What you should do: Every record must be transcribed in its entirety, apart from the images, which are to be omitted.

::::

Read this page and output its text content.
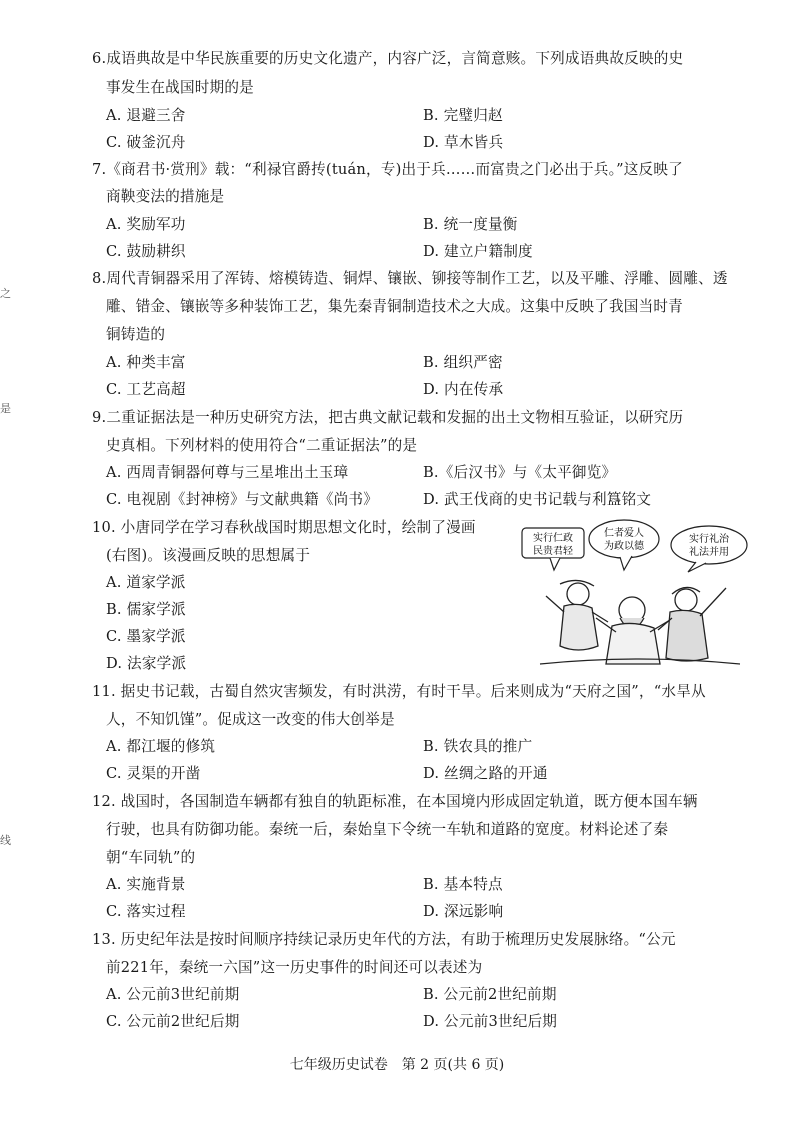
6.成语典故是中华民族重要的历史文化遗产，内容广泛，言简意赅。下列成语典故反映的史
事发生在战国时期的是
A. 退避三舍	B. 完璧归赵
C. 破釜沉舟	D. 草木皆兵
7.《商君书·赏刑》载：“利禄官爵抟(tuán，专)出于兵……而富贵之门必出于兵。”这反映了
商鞅变法的措施是
A. 奖励军功	B. 统一度量衡
C. 鼓励耕织	D. 建立户籍制度
8.周代青铜器采用了浑铸、熔模铸造、铜焊、镶嵌、铆接等制作工艺，以及平雕、浮雕、圆雕、透
雕、错金、镶嵌等多种装饰工艺，集先秦青铜制造技术之大成。这集中反映了我国当时青
铜铸造的
A. 种类丰富	B. 组织严密
C. 工艺高超	D. 内在传承
9.二重证据法是一种历史研究方法，把古典文献记载和发掘的出土文物相互验证，以研究历
史真相。下列材料的使用符合“二重证据法”的是
A. 西周青铜器何尊与三星堆出土玉璋	B.《后汉书》与《太平御览》
C. 电视剧《封神榜》与文献典籍《尚书》	D. 武王伐商的史书记载与利簋铭文
10. 小唐同学在学习春秋战国时期思想文化时，绘制了漫画
(右图)。该漫画反映的思想属于
A. 道家学派
B. 儒家学派
C. 墨家学派
D. 法家学派
实行仁政
民贵君轻
仁者爱人
为政以德
实行礼治
礼法并用
11. 据史书记载，古蜀自然灾害频发，有时洪涝，有时干旱。后来则成为“天府之国”，“水旱从
人，不知饥馑”。促成这一改变的伟大创举是
A. 都江堰的修筑	B. 铁农具的推广
C. 灵渠的开凿	D. 丝绸之路的开通
12. 战国时，各国制造车辆都有独自的轨距标准，在本国境内形成固定轨道，既方便本国车辆
行驶，也具有防御功能。秦统一后，秦始皇下令统一车轨和道路的宽度。材料论述了秦
朝“车同轨”的
A. 实施背景	B. 基本特点
C. 落实过程	D. 深远影响
13. 历史纪年法是按时间顺序持续记录历史年代的方法，有助于梳理历史发展脉络。“公元
前221年，秦统一六国”这一历史事件的时间还可以表述为
A. 公元前3世纪前期	B. 公元前2世纪前期
C. 公元前2世纪后期	D. 公元前3世纪后期
之
是
线
七年级历史试卷　第 2 页(共 6 页)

::::

Task response:
Read this page and output its text content.
6.成语典故是中华民族重要的历史文化遗产，内容广泛，言简意赅。下列成语典故反映的史
事发生在战国时期的是
A. 退避三舍	B. 完璧归赵
C. 破釜沉舟	D. 草木皆兵
7.《商君书·赏刑》载：“利禄官爵抟(tuán，专)出于兵……而富贵之门必出于兵。”这反映了
商鞅变法的措施是
A. 奖励军功	B. 统一度量衡
C. 鼓励耕织	D. 建立户籍制度
8.周代青铜器采用了浑铸、熔模铸造、铜焊、镶嵌、铆接等制作工艺，以及平雕、浮雕、圆雕、透
雕、错金、镶嵌等多种装饰工艺，集先秦青铜制造技术之大成。这集中反映了我国当时青
铜铸造的
A. 种类丰富	B. 组织严密
C. 工艺高超	D. 内在传承
9.二重证据法是一种历史研究方法，把古典文献记载和发掘的出土文物相互验证，以研究历
史真相。下列材料的使用符合“二重证据法”的是
A. 西周青铜器何尊与三星堆出土玉璋	B.《后汉书》与《太平御览》
C. 电视剧《封神榜》与文献典籍《尚书》	D. 武王伐商的史书记载与利簋铭文
10. 小唐同学在学习春秋战国时期思想文化时，绘制了漫画
(右图)。该漫画反映的思想属于
A. 道家学派
B. 儒家学派
C. 墨家学派
D. 法家学派
实行仁政
民贵君轻
仁者爱人
为政以德
实行礼治
礼法并用
11. 据史书记载，古蜀自然灾害频发，有时洪涝，有时干旱。后来则成为“天府之国”，“水旱从
人，不知饥馑”。促成这一改变的伟大创举是
A. 都江堰的修筑	B. 铁农具的推广
C. 灵渠的开凿	D. 丝绸之路的开通
12. 战国时，各国制造车辆都有独自的轨距标准，在本国境内形成固定轨道，既方便本国车辆
行驶，也具有防御功能。秦统一后，秦始皇下令统一车轨和道路的宽度。材料论述了秦
朝“车同轨”的
A. 实施背景	B. 基本特点
C. 落实过程	D. 深远影响
13. 历史纪年法是按时间顺序持续记录历史年代的方法，有助于梳理历史发展脉络。“公元
前221年，秦统一六国”这一历史事件的时间还可以表述为
A. 公元前3世纪前期	B. 公元前2世纪前期
C. 公元前2世纪后期	D. 公元前3世纪后期
之
是
线
七年级历史试卷　第 2 页(共 6 页)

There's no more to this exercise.